─── Records provided

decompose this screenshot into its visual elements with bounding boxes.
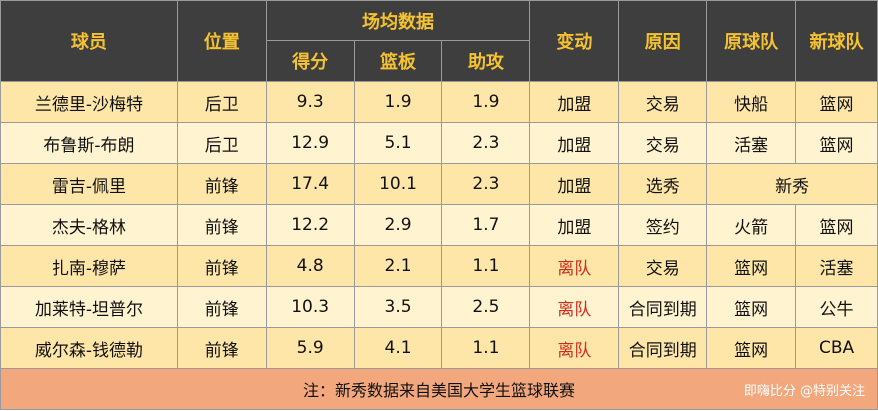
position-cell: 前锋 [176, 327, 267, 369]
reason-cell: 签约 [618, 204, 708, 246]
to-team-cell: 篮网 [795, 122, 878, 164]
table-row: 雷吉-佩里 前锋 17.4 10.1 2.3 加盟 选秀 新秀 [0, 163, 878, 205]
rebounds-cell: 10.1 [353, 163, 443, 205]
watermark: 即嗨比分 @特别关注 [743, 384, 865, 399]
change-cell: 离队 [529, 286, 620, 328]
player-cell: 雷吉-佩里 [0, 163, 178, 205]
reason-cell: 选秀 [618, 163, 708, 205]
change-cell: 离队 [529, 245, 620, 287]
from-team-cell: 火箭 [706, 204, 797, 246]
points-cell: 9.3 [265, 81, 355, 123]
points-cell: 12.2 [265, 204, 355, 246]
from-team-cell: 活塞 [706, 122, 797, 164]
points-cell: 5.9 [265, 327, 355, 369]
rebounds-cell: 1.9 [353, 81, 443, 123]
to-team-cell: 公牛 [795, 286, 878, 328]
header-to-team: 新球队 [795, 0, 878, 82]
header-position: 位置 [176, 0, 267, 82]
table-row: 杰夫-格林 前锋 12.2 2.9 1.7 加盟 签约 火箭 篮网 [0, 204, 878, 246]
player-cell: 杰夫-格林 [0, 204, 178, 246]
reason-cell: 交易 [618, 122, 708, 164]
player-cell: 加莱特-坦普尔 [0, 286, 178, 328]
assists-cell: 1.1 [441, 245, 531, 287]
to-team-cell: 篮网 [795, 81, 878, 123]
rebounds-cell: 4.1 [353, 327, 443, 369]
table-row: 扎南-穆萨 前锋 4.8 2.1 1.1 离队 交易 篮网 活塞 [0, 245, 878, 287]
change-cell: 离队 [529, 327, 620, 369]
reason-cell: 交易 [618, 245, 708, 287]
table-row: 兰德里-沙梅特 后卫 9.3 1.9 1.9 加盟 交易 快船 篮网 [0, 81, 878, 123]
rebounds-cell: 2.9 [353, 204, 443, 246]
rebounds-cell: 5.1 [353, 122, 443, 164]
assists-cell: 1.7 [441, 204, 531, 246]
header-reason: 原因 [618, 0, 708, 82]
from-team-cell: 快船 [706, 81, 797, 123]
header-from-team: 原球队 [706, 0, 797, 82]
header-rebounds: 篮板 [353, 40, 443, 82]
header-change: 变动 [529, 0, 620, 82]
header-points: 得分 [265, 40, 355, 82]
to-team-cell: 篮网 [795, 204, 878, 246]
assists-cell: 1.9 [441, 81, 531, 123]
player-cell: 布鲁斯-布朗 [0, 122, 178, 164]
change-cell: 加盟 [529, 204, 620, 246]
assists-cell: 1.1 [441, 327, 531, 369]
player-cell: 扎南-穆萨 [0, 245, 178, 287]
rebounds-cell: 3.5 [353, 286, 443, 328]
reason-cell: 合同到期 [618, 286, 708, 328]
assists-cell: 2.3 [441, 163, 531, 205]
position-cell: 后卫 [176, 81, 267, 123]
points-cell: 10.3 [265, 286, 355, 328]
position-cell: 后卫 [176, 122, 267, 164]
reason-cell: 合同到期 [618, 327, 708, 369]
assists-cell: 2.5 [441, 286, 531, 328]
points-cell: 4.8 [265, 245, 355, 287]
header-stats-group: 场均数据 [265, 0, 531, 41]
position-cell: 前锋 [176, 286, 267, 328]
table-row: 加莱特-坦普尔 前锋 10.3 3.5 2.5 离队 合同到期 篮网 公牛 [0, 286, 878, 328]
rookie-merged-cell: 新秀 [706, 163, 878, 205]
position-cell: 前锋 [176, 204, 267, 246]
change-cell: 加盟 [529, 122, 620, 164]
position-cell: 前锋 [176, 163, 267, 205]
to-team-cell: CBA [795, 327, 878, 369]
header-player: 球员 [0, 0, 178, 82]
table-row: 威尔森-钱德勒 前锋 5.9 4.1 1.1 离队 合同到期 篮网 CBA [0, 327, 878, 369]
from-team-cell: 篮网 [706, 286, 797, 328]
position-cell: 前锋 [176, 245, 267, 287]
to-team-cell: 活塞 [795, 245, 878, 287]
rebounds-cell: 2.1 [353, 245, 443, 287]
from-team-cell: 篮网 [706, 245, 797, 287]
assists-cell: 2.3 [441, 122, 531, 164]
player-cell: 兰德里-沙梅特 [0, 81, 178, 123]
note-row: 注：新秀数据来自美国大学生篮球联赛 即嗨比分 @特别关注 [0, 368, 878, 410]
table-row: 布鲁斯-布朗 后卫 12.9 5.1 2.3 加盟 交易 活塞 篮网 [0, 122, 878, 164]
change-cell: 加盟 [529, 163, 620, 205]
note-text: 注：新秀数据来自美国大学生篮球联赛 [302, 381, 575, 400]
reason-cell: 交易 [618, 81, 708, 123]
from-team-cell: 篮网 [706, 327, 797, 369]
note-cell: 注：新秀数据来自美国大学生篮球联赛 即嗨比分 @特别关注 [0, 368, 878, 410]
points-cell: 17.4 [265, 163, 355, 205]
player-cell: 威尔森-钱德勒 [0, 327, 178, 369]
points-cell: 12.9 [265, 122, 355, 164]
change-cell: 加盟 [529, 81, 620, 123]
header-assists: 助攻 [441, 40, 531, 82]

──────

Direction: Echo the rows above line for line, exactly as they appear, but omit the picture lines.

Correct output:
decompose this screenshot into its visual elements with bounding boxes.
position-cell: 前锋 [176, 327, 267, 369]
reason-cell: 签约 [618, 204, 708, 246]
to-team-cell: 篮网 [795, 122, 878, 164]
table-row: 雷吉-佩里 前锋 17.4 10.1 2.3 加盟 选秀 新秀 [0, 163, 878, 205]
rebounds-cell: 10.1 [353, 163, 443, 205]
watermark: 即嗨比分 @特别关注 [743, 384, 865, 399]
change-cell: 离队 [529, 286, 620, 328]
player-cell: 雷吉-佩里 [0, 163, 178, 205]
reason-cell: 选秀 [618, 163, 708, 205]
change-cell: 离队 [529, 245, 620, 287]
from-team-cell: 火箭 [706, 204, 797, 246]
points-cell: 9.3 [265, 81, 355, 123]
points-cell: 12.2 [265, 204, 355, 246]
from-team-cell: 活塞 [706, 122, 797, 164]
points-cell: 5.9 [265, 327, 355, 369]
rebounds-cell: 1.9 [353, 81, 443, 123]
to-team-cell: 公牛 [795, 286, 878, 328]
header-to-team: 新球队 [795, 0, 878, 82]
header-position: 位置 [176, 0, 267, 82]
table-row: 杰夫-格林 前锋 12.2 2.9 1.7 加盟 签约 火箭 篮网 [0, 204, 878, 246]
player-cell: 杰夫-格林 [0, 204, 178, 246]
reason-cell: 交易 [618, 122, 708, 164]
player-cell: 加莱特-坦普尔 [0, 286, 178, 328]
assists-cell: 1.1 [441, 245, 531, 287]
to-team-cell: 篮网 [795, 81, 878, 123]
rebounds-cell: 4.1 [353, 327, 443, 369]
table-row: 扎南-穆萨 前锋 4.8 2.1 1.1 离队 交易 篮网 活塞 [0, 245, 878, 287]
change-cell: 离队 [529, 327, 620, 369]
reason-cell: 交易 [618, 245, 708, 287]
table-row: 兰德里-沙梅特 后卫 9.3 1.9 1.9 加盟 交易 快船 篮网 [0, 81, 878, 123]
rebounds-cell: 2.9 [353, 204, 443, 246]
rebounds-cell: 5.1 [353, 122, 443, 164]
assists-cell: 1.7 [441, 204, 531, 246]
header-reason: 原因 [618, 0, 708, 82]
from-team-cell: 快船 [706, 81, 797, 123]
header-from-team: 原球队 [706, 0, 797, 82]
header-rebounds: 篮板 [353, 40, 443, 82]
header-change: 变动 [529, 0, 620, 82]
header-points: 得分 [265, 40, 355, 82]
to-team-cell: 篮网 [795, 204, 878, 246]
assists-cell: 1.9 [441, 81, 531, 123]
player-cell: 布鲁斯-布朗 [0, 122, 178, 164]
change-cell: 加盟 [529, 204, 620, 246]
assists-cell: 1.1 [441, 327, 531, 369]
player-cell: 扎南-穆萨 [0, 245, 178, 287]
rebounds-cell: 3.5 [353, 286, 443, 328]
reason-cell: 合同到期 [618, 286, 708, 328]
assists-cell: 2.3 [441, 163, 531, 205]
position-cell: 后卫 [176, 81, 267, 123]
points-cell: 10.3 [265, 286, 355, 328]
position-cell: 后卫 [176, 122, 267, 164]
reason-cell: 合同到期 [618, 327, 708, 369]
assists-cell: 2.5 [441, 286, 531, 328]
points-cell: 4.8 [265, 245, 355, 287]
header-stats-group: 场均数据 [265, 0, 531, 41]
position-cell: 前锋 [176, 286, 267, 328]
table-row: 加莱特-坦普尔 前锋 10.3 3.5 2.5 离队 合同到期 篮网 公牛 [0, 286, 878, 328]
rookie-merged-cell: 新秀 [706, 163, 878, 205]
position-cell: 前锋 [176, 204, 267, 246]
change-cell: 加盟 [529, 122, 620, 164]
position-cell: 前锋 [176, 163, 267, 205]
to-team-cell: CBA [795, 327, 878, 369]
header-player: 球员 [0, 0, 178, 82]
table-row: 威尔森-钱德勒 前锋 5.9 4.1 1.1 离队 合同到期 篮网 CBA [0, 327, 878, 369]
from-team-cell: 篮网 [706, 286, 797, 328]
position-cell: 前锋 [176, 245, 267, 287]
to-team-cell: 活塞 [795, 245, 878, 287]
rebounds-cell: 2.1 [353, 245, 443, 287]
from-team-cell: 篮网 [706, 245, 797, 287]
assists-cell: 2.3 [441, 122, 531, 164]
player-cell: 兰德里-沙梅特 [0, 81, 178, 123]
note-row: 注：新秀数据来自美国大学生篮球联赛 即嗨比分 @特别关注 [0, 368, 878, 410]
table-row: 布鲁斯-布朗 后卫 12.9 5.1 2.3 加盟 交易 活塞 篮网 [0, 122, 878, 164]
change-cell: 加盟 [529, 163, 620, 205]
note-text: 注：新秀数据来自美国大学生篮球联赛 [302, 381, 575, 400]
reason-cell: 交易 [618, 81, 708, 123]
from-team-cell: 篮网 [706, 327, 797, 369]
note-cell: 注：新秀数据来自美国大学生篮球联赛 即嗨比分 @特别关注 [0, 368, 878, 410]
points-cell: 17.4 [265, 163, 355, 205]
player-cell: 威尔森-钱德勒 [0, 327, 178, 369]
points-cell: 12.9 [265, 122, 355, 164]
change-cell: 加盟 [529, 81, 620, 123]
header-assists: 助攻 [441, 40, 531, 82]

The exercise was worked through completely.